START Working data
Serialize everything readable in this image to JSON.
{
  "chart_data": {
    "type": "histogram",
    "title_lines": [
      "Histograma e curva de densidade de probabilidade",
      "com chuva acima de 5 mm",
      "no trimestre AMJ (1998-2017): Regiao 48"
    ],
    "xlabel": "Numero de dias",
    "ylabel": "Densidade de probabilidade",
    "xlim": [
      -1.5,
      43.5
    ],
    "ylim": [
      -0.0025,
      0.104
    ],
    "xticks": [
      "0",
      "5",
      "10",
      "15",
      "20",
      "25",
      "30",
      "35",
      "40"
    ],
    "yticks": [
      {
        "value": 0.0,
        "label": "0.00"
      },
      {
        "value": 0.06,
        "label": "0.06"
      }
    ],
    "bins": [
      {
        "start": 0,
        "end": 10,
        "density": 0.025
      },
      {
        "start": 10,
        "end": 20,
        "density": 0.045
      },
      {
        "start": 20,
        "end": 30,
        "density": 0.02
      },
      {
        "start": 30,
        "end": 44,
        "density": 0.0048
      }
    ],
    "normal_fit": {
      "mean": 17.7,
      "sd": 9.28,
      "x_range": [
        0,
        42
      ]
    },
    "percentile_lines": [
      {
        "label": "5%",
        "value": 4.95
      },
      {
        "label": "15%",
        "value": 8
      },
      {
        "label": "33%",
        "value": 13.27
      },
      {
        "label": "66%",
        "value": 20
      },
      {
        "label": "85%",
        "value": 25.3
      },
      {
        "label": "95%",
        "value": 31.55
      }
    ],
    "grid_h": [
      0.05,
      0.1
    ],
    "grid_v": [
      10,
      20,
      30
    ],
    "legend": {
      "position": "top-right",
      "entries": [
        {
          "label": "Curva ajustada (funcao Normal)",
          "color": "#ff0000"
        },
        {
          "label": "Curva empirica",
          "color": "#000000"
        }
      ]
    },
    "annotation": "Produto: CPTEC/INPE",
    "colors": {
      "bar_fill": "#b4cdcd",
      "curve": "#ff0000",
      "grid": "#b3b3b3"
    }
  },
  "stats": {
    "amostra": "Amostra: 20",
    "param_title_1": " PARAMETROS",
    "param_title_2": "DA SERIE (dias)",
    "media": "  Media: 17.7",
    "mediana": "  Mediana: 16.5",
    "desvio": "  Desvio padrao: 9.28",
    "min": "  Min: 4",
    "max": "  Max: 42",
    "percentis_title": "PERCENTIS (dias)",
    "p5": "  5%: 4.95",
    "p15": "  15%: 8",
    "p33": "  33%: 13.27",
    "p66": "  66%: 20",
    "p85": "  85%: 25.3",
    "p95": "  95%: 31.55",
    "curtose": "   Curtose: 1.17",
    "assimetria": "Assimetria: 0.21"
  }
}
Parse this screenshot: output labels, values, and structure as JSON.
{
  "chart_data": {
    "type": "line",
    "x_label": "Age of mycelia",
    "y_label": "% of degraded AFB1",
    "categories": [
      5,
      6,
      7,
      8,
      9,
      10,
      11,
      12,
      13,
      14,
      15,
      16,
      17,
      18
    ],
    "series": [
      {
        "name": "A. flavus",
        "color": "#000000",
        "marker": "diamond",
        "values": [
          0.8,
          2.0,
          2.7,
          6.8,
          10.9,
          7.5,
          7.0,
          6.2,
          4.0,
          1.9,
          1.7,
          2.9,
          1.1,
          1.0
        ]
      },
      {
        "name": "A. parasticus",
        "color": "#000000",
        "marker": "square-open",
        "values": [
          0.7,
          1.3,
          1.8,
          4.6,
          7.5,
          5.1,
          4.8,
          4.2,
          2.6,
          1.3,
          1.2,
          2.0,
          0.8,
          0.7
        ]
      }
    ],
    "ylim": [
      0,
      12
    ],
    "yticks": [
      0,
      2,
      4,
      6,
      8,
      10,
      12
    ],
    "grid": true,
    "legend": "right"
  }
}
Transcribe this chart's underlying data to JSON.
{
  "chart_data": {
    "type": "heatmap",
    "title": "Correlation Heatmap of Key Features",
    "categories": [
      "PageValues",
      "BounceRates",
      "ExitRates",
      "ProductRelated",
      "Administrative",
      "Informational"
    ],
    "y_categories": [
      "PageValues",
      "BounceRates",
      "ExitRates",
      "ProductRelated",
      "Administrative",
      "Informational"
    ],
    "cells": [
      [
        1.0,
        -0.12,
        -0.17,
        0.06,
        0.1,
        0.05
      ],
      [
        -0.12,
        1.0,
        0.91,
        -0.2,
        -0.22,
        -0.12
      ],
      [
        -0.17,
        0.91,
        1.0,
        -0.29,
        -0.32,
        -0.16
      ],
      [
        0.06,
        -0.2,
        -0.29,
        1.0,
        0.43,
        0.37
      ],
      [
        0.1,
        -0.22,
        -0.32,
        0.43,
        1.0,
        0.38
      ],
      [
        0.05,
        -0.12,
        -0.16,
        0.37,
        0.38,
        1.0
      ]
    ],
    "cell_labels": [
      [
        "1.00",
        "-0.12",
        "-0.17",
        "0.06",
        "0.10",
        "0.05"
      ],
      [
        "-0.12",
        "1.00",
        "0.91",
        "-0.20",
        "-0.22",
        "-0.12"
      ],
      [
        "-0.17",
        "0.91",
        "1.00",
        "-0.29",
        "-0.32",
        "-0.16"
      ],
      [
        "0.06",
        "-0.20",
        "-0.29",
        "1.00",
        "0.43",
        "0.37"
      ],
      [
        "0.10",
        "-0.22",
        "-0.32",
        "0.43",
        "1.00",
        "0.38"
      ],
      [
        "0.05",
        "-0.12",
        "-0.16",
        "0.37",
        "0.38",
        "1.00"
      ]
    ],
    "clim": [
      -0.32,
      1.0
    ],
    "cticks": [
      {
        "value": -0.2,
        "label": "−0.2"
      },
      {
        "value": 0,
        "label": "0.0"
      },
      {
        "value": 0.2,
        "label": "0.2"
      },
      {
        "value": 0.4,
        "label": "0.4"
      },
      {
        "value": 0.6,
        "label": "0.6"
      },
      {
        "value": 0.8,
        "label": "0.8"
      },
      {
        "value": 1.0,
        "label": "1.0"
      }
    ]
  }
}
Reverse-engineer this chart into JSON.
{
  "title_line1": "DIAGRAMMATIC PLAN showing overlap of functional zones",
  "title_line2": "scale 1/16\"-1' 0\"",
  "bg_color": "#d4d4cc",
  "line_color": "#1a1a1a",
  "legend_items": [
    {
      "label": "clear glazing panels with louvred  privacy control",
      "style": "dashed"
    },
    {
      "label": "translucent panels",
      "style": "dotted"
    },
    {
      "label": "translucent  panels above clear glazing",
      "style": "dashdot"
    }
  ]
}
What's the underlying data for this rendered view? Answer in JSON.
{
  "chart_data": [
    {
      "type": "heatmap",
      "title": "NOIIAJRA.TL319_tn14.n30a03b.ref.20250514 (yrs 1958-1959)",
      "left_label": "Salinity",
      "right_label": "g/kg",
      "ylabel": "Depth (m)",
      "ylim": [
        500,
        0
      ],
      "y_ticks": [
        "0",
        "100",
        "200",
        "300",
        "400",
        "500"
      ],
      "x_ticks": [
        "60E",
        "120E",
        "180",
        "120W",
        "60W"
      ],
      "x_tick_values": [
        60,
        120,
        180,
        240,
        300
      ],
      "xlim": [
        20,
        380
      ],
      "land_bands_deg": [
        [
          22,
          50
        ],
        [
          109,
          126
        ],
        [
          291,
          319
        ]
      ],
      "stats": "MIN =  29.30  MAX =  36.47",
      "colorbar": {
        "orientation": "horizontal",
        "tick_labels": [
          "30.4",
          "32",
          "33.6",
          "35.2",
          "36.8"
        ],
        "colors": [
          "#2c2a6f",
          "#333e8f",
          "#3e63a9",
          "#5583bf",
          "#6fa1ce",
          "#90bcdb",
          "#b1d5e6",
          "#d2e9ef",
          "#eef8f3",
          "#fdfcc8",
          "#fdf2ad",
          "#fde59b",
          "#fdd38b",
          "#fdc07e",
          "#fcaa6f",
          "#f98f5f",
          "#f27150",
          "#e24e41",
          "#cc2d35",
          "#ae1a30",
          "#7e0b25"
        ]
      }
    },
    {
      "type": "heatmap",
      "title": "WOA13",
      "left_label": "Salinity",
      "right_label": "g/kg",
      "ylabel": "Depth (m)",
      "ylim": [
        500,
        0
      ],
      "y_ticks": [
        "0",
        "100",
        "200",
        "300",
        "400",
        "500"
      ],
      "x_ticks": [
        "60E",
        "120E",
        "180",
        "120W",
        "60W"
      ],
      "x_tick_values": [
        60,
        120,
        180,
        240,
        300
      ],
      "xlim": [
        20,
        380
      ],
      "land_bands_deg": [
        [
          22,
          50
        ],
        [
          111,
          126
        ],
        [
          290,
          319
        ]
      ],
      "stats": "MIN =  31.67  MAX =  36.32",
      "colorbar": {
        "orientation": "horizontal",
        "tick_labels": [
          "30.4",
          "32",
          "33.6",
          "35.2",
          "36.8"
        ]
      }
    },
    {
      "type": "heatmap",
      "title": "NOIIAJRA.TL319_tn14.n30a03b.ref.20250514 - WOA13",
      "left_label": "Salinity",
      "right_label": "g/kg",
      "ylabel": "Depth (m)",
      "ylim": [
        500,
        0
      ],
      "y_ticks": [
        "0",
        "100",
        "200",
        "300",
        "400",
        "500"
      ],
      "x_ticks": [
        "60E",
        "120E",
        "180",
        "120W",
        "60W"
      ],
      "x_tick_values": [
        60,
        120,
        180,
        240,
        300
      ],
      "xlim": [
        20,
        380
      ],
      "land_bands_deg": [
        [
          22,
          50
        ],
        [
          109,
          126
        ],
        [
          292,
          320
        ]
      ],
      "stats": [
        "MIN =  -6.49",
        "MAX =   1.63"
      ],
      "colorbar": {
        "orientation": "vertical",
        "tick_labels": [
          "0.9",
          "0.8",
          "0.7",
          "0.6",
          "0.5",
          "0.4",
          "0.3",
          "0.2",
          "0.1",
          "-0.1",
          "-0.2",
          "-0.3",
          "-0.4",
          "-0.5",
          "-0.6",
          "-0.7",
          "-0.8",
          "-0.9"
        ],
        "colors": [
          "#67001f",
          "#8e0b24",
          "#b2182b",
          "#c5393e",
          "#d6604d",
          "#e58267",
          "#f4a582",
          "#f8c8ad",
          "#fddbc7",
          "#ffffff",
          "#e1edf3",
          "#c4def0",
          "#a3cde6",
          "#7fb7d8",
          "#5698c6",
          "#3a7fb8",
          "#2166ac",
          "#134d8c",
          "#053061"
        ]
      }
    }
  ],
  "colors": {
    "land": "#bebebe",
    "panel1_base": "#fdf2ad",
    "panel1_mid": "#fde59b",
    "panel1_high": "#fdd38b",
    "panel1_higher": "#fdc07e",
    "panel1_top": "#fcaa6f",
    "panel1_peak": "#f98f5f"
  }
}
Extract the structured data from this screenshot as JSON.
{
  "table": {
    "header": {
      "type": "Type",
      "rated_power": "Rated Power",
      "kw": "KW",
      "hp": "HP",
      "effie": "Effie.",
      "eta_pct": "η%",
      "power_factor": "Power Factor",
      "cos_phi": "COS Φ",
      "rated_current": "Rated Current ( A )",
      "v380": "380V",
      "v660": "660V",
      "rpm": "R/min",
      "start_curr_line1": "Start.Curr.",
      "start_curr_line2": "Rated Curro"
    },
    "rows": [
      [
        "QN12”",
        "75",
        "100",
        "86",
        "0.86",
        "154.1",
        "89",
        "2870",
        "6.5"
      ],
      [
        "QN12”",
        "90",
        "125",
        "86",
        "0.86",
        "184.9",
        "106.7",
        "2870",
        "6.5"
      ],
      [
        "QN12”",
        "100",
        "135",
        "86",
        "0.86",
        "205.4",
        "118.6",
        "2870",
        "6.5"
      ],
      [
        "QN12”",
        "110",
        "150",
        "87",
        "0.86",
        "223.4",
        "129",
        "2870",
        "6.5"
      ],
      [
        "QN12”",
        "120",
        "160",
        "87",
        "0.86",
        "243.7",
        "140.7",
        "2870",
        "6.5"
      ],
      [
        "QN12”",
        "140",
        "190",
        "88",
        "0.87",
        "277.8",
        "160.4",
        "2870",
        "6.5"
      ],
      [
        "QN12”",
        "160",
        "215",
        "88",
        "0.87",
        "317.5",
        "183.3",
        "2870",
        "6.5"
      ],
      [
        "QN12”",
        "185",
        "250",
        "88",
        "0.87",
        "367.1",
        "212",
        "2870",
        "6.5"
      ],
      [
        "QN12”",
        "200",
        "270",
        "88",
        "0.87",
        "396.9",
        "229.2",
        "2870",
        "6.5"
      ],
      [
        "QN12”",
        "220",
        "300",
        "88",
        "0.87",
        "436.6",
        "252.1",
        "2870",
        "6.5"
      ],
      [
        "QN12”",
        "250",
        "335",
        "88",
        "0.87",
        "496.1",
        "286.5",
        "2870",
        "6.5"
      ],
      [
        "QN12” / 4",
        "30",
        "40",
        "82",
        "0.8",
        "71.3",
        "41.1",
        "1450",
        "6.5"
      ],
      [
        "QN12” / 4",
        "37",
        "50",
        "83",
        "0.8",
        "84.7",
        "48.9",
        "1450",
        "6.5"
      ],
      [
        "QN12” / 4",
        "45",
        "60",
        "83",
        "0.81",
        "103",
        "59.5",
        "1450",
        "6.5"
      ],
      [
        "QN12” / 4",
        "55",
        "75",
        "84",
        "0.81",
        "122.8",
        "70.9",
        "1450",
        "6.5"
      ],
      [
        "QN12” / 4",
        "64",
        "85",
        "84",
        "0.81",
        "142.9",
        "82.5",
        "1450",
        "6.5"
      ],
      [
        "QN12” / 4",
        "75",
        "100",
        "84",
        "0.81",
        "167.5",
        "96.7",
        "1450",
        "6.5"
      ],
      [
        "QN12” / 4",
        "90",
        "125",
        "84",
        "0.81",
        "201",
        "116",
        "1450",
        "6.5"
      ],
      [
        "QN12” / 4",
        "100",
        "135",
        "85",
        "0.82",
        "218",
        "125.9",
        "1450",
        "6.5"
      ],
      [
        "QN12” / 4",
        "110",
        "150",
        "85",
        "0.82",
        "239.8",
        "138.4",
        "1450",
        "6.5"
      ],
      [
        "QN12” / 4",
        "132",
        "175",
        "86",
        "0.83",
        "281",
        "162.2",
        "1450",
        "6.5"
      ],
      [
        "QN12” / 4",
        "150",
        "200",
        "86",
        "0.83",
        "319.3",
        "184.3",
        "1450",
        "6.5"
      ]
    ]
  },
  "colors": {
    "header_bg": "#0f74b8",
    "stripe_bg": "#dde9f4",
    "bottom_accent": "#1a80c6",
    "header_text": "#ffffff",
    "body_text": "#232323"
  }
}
END Working data
**Required work:**
In the entries above, find lines with "NOIIAJRA" and copy each.

**In response:**
      "title": "NOIIAJRA.TL319_tn14.n30a03b.ref.20250514 (yrs 1958-1959)",
      "title": "NOIIAJRA.TL319_tn14.n30a03b.ref.20250514 - WOA13",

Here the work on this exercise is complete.